From the entries that follow, pick out all lines holding "学习沟通园".
· · · · ·
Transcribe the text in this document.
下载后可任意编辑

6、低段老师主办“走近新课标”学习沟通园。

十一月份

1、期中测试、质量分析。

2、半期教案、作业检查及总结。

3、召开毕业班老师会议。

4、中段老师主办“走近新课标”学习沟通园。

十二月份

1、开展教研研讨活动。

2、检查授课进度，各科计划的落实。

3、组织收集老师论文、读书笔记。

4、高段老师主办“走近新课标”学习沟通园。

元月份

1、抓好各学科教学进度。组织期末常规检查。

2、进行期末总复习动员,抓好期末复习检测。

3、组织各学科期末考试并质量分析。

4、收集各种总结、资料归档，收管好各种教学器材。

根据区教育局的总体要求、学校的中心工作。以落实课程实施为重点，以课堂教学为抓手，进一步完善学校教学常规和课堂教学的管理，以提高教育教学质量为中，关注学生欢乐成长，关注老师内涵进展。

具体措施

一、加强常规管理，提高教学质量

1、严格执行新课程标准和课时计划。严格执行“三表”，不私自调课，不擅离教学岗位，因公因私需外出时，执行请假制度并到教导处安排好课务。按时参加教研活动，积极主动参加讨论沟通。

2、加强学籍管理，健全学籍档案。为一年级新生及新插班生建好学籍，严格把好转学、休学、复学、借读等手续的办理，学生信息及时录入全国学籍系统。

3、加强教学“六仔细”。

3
· · · · ·
Response to the exercise =>
6、低段老师主办“走近新课标”学习沟通园。
4、中段老师主办“走近新课标”学习沟通园。
4、高段老师主办“走近新课标”学习沟通园。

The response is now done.